:: Supplied records

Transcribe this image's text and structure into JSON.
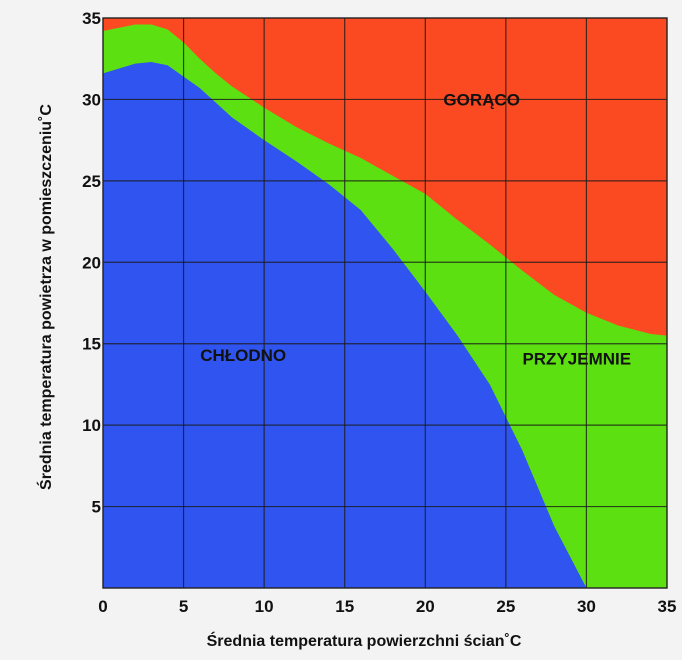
{
  "chart_data": {
    "type": "area",
    "title": "",
    "xlabel": "Średnia temperatura powierzchni ścian˚C",
    "ylabel": "Średnia temperatura powietrza w pomieszczeniu˚C",
    "xlim": [
      0,
      35
    ],
    "ylim": [
      0,
      35
    ],
    "xticks": [
      "0",
      "5",
      "10",
      "15",
      "20",
      "25",
      "30",
      "35"
    ],
    "yticks": [
      "5",
      "10",
      "15",
      "20",
      "25",
      "30",
      "35"
    ],
    "grid": true,
    "colors": {
      "cold": "#2f54ef",
      "comfortable": "#5de012",
      "hot": "#fb4a22",
      "grid": "#1a1a1a"
    },
    "regions": [
      {
        "name": "CHŁODNO",
        "label_at": {
          "x": 8.7,
          "y": 14.3
        },
        "upper_boundary": [
          {
            "x": 0,
            "y": 31.6
          },
          {
            "x": 1,
            "y": 31.9
          },
          {
            "x": 2,
            "y": 32.2
          },
          {
            "x": 3,
            "y": 32.3
          },
          {
            "x": 4,
            "y": 32.1
          },
          {
            "x": 5,
            "y": 31.4
          },
          {
            "x": 6,
            "y": 30.7
          },
          {
            "x": 7,
            "y": 29.8
          },
          {
            "x": 8,
            "y": 28.9
          },
          {
            "x": 10,
            "y": 27.5
          },
          {
            "x": 12,
            "y": 26.2
          },
          {
            "x": 14,
            "y": 24.8
          },
          {
            "x": 16,
            "y": 23.2
          },
          {
            "x": 18,
            "y": 20.8
          },
          {
            "x": 20,
            "y": 18.2
          },
          {
            "x": 22,
            "y": 15.5
          },
          {
            "x": 24,
            "y": 12.5
          },
          {
            "x": 26,
            "y": 8.5
          },
          {
            "x": 28,
            "y": 3.8
          },
          {
            "x": 30,
            "y": 0
          }
        ]
      },
      {
        "name": "PRZYJEMNIE",
        "label_at": {
          "x": 29.4,
          "y": 14.1
        },
        "upper_boundary": [
          {
            "x": 0,
            "y": 34.2
          },
          {
            "x": 1,
            "y": 34.4
          },
          {
            "x": 2,
            "y": 34.6
          },
          {
            "x": 3,
            "y": 34.6
          },
          {
            "x": 4,
            "y": 34.3
          },
          {
            "x": 5,
            "y": 33.5
          },
          {
            "x": 6,
            "y": 32.5
          },
          {
            "x": 7,
            "y": 31.6
          },
          {
            "x": 8,
            "y": 30.8
          },
          {
            "x": 10,
            "y": 29.5
          },
          {
            "x": 12,
            "y": 28.3
          },
          {
            "x": 14,
            "y": 27.3
          },
          {
            "x": 16,
            "y": 26.4
          },
          {
            "x": 18,
            "y": 25.3
          },
          {
            "x": 20,
            "y": 24.2
          },
          {
            "x": 22,
            "y": 22.6
          },
          {
            "x": 24,
            "y": 21.1
          },
          {
            "x": 26,
            "y": 19.5
          },
          {
            "x": 28,
            "y": 18.0
          },
          {
            "x": 30,
            "y": 16.9
          },
          {
            "x": 32,
            "y": 16.1
          },
          {
            "x": 34,
            "y": 15.6
          },
          {
            "x": 35,
            "y": 15.5
          }
        ]
      },
      {
        "name": "GORĄCO",
        "label_at": {
          "x": 23.5,
          "y": 30.0
        },
        "upper_boundary": [
          {
            "x": 0,
            "y": 35
          },
          {
            "x": 35,
            "y": 35
          }
        ]
      }
    ]
  }
}
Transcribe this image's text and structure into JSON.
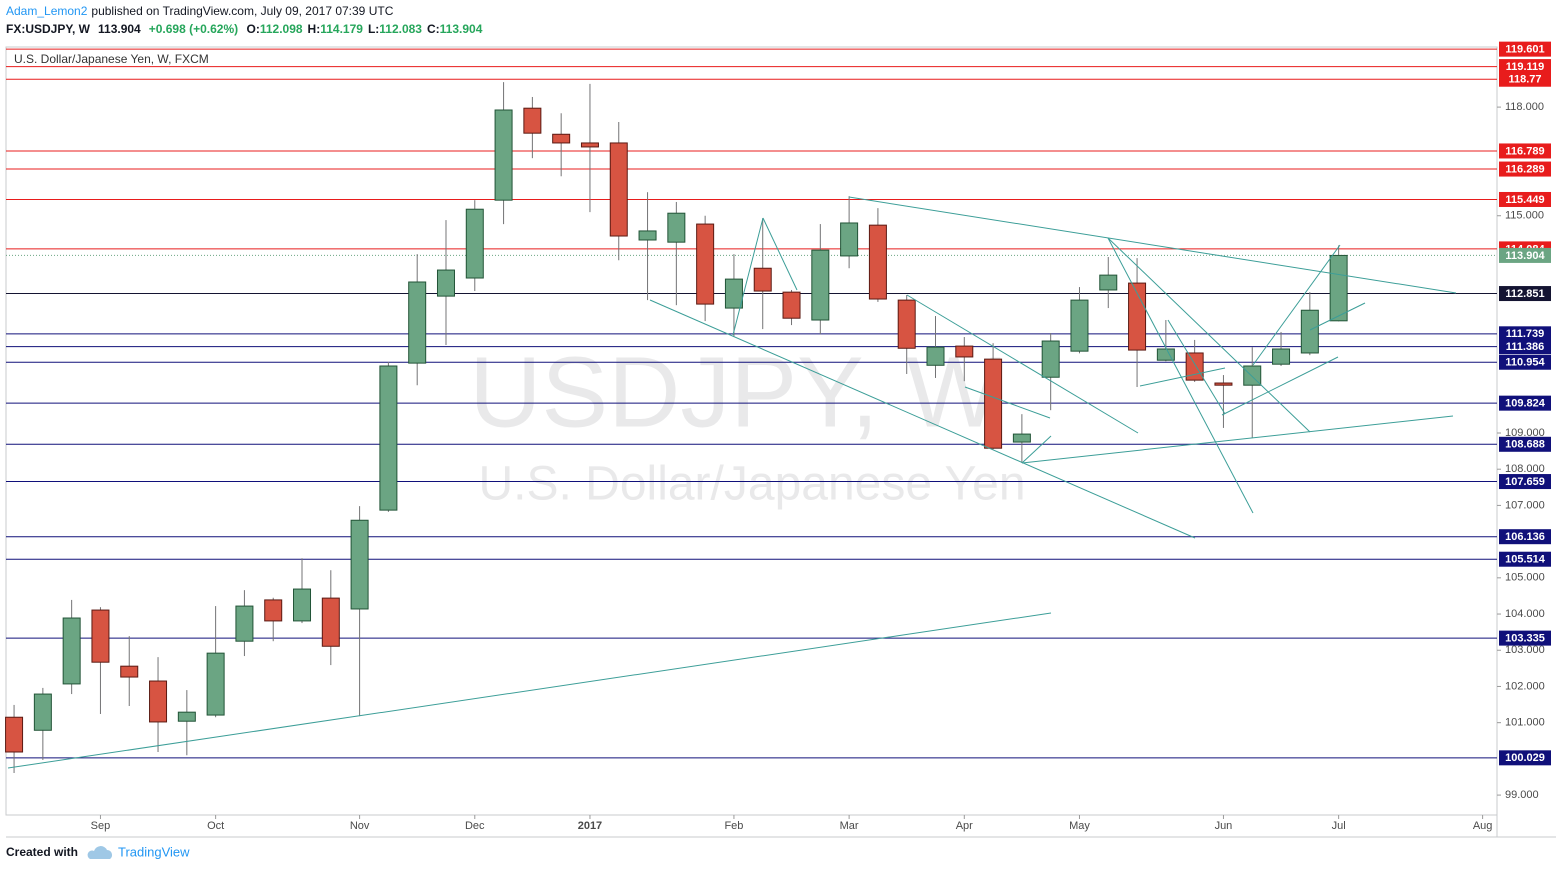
{
  "header": {
    "author": "Adam_Lemon2",
    "published": "published on TradingView.com, July 09, 2017 07:39 UTC",
    "symbol": "FX:USDJPY, W",
    "last": "113.904",
    "change": "+0.698 (+0.62%)",
    "ohlc": [
      {
        "label": "O:",
        "value": "112.098"
      },
      {
        "label": "H:",
        "value": "114.179"
      },
      {
        "label": "L:",
        "value": "112.083"
      },
      {
        "label": "C:",
        "value": "113.904"
      }
    ]
  },
  "chart_data": {
    "type": "candlestick",
    "legend": "U.S. Dollar/Japanese Yen, W, FXCM",
    "watermark": [
      "USDJPY, W",
      "U.S. Dollar/Japanese Yen"
    ],
    "up_color": "#6ba583",
    "down_color": "#d75442",
    "open": [
      101.15,
      100.79,
      102.07,
      104.11,
      102.56,
      102.15,
      101.04,
      101.21,
      103.25,
      104.39,
      103.81,
      104.44,
      104.14,
      106.87,
      110.93,
      112.78,
      113.28,
      115.43,
      117.97,
      117.25,
      117.01,
      117.01,
      114.33,
      114.27,
      114.77,
      112.45,
      113.55,
      112.89,
      112.12,
      113.89,
      114.74,
      112.67,
      110.87,
      111.4,
      111.04,
      108.75,
      110.54,
      111.26,
      112.95,
      113.14,
      111.01,
      111.21,
      110.38,
      110.32,
      110.9,
      111.21,
      112.098
    ],
    "high": [
      101.49,
      101.96,
      104.39,
      104.19,
      103.39,
      102.81,
      101.9,
      104.22,
      104.66,
      104.45,
      105.54,
      105.21,
      106.98,
      110.96,
      113.94,
      114.88,
      115.43,
      118.69,
      118.28,
      117.83,
      118.64,
      117.59,
      115.65,
      115.38,
      115.0,
      113.94,
      114.93,
      112.95,
      114.77,
      115.54,
      115.21,
      112.81,
      112.23,
      111.65,
      111.48,
      109.52,
      111.76,
      113.03,
      113.86,
      113.83,
      112.12,
      111.57,
      110.6,
      111.37,
      111.79,
      112.89,
      114.179
    ],
    "low": [
      99.61,
      99.97,
      101.79,
      101.24,
      101.46,
      100.19,
      100.1,
      101.15,
      102.84,
      103.25,
      103.75,
      102.59,
      101.18,
      106.82,
      110.32,
      111.43,
      112.92,
      114.77,
      116.59,
      116.09,
      115.1,
      113.77,
      112.67,
      112.53,
      112.09,
      111.65,
      111.87,
      111.98,
      111.73,
      113.55,
      112.62,
      110.63,
      110.52,
      110.43,
      108.55,
      108.17,
      109.63,
      111.2,
      112.45,
      110.27,
      110.98,
      110.41,
      109.14,
      108.86,
      110.85,
      111.15,
      112.083
    ],
    "close": [
      100.19,
      101.79,
      103.89,
      102.67,
      102.26,
      101.02,
      101.29,
      102.92,
      104.22,
      103.81,
      104.69,
      103.11,
      106.59,
      110.85,
      113.17,
      113.5,
      115.18,
      117.92,
      117.28,
      117.01,
      116.9,
      114.44,
      114.58,
      115.07,
      112.56,
      113.25,
      112.92,
      112.17,
      114.05,
      114.8,
      112.7,
      111.34,
      111.37,
      111.1,
      108.58,
      108.97,
      111.54,
      112.67,
      113.36,
      111.29,
      111.32,
      110.46,
      110.32,
      110.85,
      111.32,
      112.39,
      113.904
    ],
    "xlim": [
      -0.28,
      51.5
    ],
    "xticks": [
      {
        "value": 3,
        "label": "Sep"
      },
      {
        "value": 7,
        "label": "Oct"
      },
      {
        "value": 12,
        "label": "Nov"
      },
      {
        "value": 16,
        "label": "Dec"
      },
      {
        "value": 20,
        "label": "2017"
      },
      {
        "value": 25,
        "label": "Feb"
      },
      {
        "value": 29,
        "label": "Mar"
      },
      {
        "value": 33,
        "label": "Apr"
      },
      {
        "value": 37,
        "label": "May"
      },
      {
        "value": 42,
        "label": "Jun"
      },
      {
        "value": 46,
        "label": "Jul"
      },
      {
        "value": 51,
        "label": "Aug"
      }
    ],
    "ylim": [
      98.45,
      119.66
    ],
    "yticks": [
      {
        "value": 118,
        "label": "118.000"
      },
      {
        "value": 115,
        "label": "115.000"
      },
      {
        "value": 109,
        "label": "109.000"
      },
      {
        "value": 108,
        "label": "108.000"
      },
      {
        "value": 107,
        "label": "107.000"
      },
      {
        "value": 105,
        "label": "105.000"
      },
      {
        "value": 104,
        "label": "104.000"
      },
      {
        "value": 103,
        "label": "103.000"
      },
      {
        "value": 102,
        "label": "102.000"
      },
      {
        "value": 101,
        "label": "101.000"
      },
      {
        "value": 99,
        "label": "99.000"
      }
    ],
    "levels": [
      {
        "value": 119.601,
        "color": "#e81c1c"
      },
      {
        "value": 119.119,
        "color": "#e81c1c"
      },
      {
        "value": 118.77,
        "color": "#e81c1c"
      },
      {
        "value": 116.789,
        "color": "#e81c1c"
      },
      {
        "value": 116.289,
        "color": "#e81c1c"
      },
      {
        "value": 115.449,
        "color": "#e81c1c"
      },
      {
        "value": 114.084,
        "color": "#e81c1c"
      },
      {
        "value": 112.851,
        "color": "#141432"
      },
      {
        "value": 111.739,
        "color": "#10107a"
      },
      {
        "value": 111.386,
        "color": "#10107a"
      },
      {
        "value": 110.954,
        "color": "#10107a"
      },
      {
        "value": 109.824,
        "color": "#10107a"
      },
      {
        "value": 108.688,
        "color": "#10107a"
      },
      {
        "value": 107.659,
        "color": "#10107a"
      },
      {
        "value": 106.136,
        "color": "#10107a"
      },
      {
        "value": 105.514,
        "color": "#10107a"
      },
      {
        "value": 103.335,
        "color": "#10107a"
      },
      {
        "value": 100.029,
        "color": "#10107a"
      }
    ],
    "last_price": {
      "value": 113.904,
      "color": "#6ba583"
    }
  },
  "footer": {
    "created": "Created with",
    "brand": "TradingView"
  }
}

::::

Find each line with the string "TradingView" and copy it out.

- _Answer to the problem_:
    "published": "published on TradingView.com, July 09, 2017 07:39 UTC",
    "brand": "TradingView"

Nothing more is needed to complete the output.